Alors que la mise en place de nouvelles taxes douanières sur certains produits en provenance des États-Unis était initialement prévue pour début avril, la Commission européenne a choisi de différer leur entrée en vigueur de deux semaines. Un délai qui ouvre la voie à de nouvelles négociations avec Washington et révèle les tensions internes au sein de l’Union.
Le 20 mars 2025, la Commission européenne a confirmé le report à la mi-avril de ses mesures douanières ciblant plusieurs produits américains. Ces contre-mesures, annoncées le 12 mars, devaient constituer une réponse à la prolongation des taxes américaines sur l’acier et l’aluminium importés de l’Union européenne, mises en place par les États-Unis depuis le premier mandat de Donald Trump.
Un calendrier modifié pour laisser place au dialogue
Selon le porte-parole de la Commission européenne pour le commerce, Olof Gill, toutes les contre-mesures prévues « prendront effet à la mi-avril », soulignant que ce délai supplémentaire vise à « laisser plus de temps aux discussions avec l’administration américaine ». Cette décision n’annule pas les mesures envisagées, mais elle modifie leur chronologie. Deux séries de sanctions étaient initialement prévues : d’abord, la réactivation automatique au 1er avril de mesures adoptées en 2018 et 2020, suspendues temporairement jusqu’au 31 mars ; ensuite, une nouvelle série de droits de douane était censée entrer en vigueur à partir du 13 avril.

▶ **Enregistrements à traiter**:
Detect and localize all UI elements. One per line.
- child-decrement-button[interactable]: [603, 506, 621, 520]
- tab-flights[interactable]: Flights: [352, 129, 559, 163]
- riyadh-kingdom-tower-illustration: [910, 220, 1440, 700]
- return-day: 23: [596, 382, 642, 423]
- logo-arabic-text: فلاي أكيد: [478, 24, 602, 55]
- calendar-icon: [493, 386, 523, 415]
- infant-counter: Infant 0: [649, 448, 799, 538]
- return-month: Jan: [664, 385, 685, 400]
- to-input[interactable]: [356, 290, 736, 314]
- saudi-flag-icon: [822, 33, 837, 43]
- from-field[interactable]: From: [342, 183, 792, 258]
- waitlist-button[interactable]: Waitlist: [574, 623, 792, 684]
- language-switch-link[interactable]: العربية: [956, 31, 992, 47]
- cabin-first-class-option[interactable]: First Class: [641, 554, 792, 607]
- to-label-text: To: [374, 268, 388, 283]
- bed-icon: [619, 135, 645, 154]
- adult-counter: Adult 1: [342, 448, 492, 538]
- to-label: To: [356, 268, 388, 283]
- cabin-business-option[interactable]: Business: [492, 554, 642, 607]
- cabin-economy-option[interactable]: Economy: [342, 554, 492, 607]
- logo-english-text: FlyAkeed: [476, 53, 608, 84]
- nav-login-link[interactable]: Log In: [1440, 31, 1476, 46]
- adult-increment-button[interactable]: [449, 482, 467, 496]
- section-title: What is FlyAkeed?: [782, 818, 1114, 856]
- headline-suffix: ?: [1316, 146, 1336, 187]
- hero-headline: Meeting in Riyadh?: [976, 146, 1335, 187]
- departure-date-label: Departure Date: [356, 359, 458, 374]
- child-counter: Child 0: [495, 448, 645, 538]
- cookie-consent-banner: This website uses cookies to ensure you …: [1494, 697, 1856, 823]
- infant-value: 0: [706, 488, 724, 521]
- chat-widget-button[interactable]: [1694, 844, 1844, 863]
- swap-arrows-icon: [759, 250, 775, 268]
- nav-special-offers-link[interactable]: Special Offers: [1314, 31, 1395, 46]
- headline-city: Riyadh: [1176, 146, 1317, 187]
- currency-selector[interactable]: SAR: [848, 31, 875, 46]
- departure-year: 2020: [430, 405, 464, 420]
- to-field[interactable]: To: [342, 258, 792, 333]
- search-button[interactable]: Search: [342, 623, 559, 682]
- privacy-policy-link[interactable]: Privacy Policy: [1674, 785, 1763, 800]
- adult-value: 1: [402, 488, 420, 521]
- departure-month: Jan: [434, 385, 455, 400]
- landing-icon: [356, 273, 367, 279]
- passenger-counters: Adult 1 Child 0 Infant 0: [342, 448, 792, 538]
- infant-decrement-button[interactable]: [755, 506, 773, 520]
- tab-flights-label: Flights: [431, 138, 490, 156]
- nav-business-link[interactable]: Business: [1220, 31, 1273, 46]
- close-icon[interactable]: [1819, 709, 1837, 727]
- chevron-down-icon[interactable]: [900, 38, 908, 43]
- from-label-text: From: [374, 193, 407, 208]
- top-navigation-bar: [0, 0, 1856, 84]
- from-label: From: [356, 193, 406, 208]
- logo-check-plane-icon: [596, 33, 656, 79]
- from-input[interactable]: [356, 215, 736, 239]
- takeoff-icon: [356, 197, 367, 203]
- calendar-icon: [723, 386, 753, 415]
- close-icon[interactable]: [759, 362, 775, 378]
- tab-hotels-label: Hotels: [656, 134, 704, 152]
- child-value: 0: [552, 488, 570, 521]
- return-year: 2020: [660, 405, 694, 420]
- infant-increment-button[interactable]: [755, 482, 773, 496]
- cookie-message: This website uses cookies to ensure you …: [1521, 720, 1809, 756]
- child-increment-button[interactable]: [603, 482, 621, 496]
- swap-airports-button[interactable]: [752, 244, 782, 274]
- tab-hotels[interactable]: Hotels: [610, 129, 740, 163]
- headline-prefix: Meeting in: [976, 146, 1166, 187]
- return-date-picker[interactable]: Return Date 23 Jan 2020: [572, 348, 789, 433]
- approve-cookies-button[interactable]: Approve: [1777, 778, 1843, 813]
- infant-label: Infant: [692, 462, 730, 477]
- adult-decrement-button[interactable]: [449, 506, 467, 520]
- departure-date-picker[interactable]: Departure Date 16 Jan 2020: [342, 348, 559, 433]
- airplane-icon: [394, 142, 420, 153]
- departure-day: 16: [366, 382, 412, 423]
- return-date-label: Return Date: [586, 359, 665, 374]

▶ **Consignes**:
1. Reproduisez fidèlement le passage de l'article sur les taxes douanières européennes qui va de « Alors que la » jusqu'à « de Donald Trump. ».
2. Transcrivez à l'identique les enregistrements, depuis leur tout début jusqu'à la ligne contenant « - cabin-first-class-option[interactable]: First », cette dernière incluse.

▶ **Réponses de l'exercice**:
1.
Alors que la mise en place de nouvelles taxes douanières sur certains produits en provenance des États-Unis était initialement prévue pour début avril, la Commission européenne a choisi de différer leur entrée en vigueur de deux semaines. Un délai qui ouvre la voie à de nouvelles négociations avec Washington et révèle les tensions internes au sein de l’Union.
Le 20 mars 2025, la Commission européenne a confirmé le report à la mi-avril de ses mesures douanières ciblant plusieurs produits américains. Ces contre-mesures, annoncées le 12 mars, devaient constituer une réponse à la prolongation des taxes américaines sur l’acier et l’aluminium importés de l’Union européenne, mises en place par les États-Unis depuis le premier mandat de Donald Trump.

2.
Detect and localize all UI elements. One per line.
- child-decrement-button[interactable]: [603, 506, 621, 520]
- tab-flights[interactable]: Flights: [352, 129, 559, 163]
- riyadh-kingdom-tower-illustration: [910, 220, 1440, 700]
- return-day: 23: [596, 382, 642, 423]
- logo-arabic-text: فلاي أكيد: [478, 24, 602, 55]
- calendar-icon: [493, 386, 523, 415]
- infant-counter: Infant 0: [649, 448, 799, 538]
- return-month: Jan: [664, 385, 685, 400]
- to-input[interactable]: [356, 290, 736, 314]
- saudi-flag-icon: [822, 33, 837, 43]
- from-field[interactable]: From: [342, 183, 792, 258]
- waitlist-button[interactable]: Waitlist: [574, 623, 792, 684]
- language-switch-link[interactable]: العربية: [956, 31, 992, 47]
- cabin-first-class-option[interactable]: First Class: [641, 554, 792, 607]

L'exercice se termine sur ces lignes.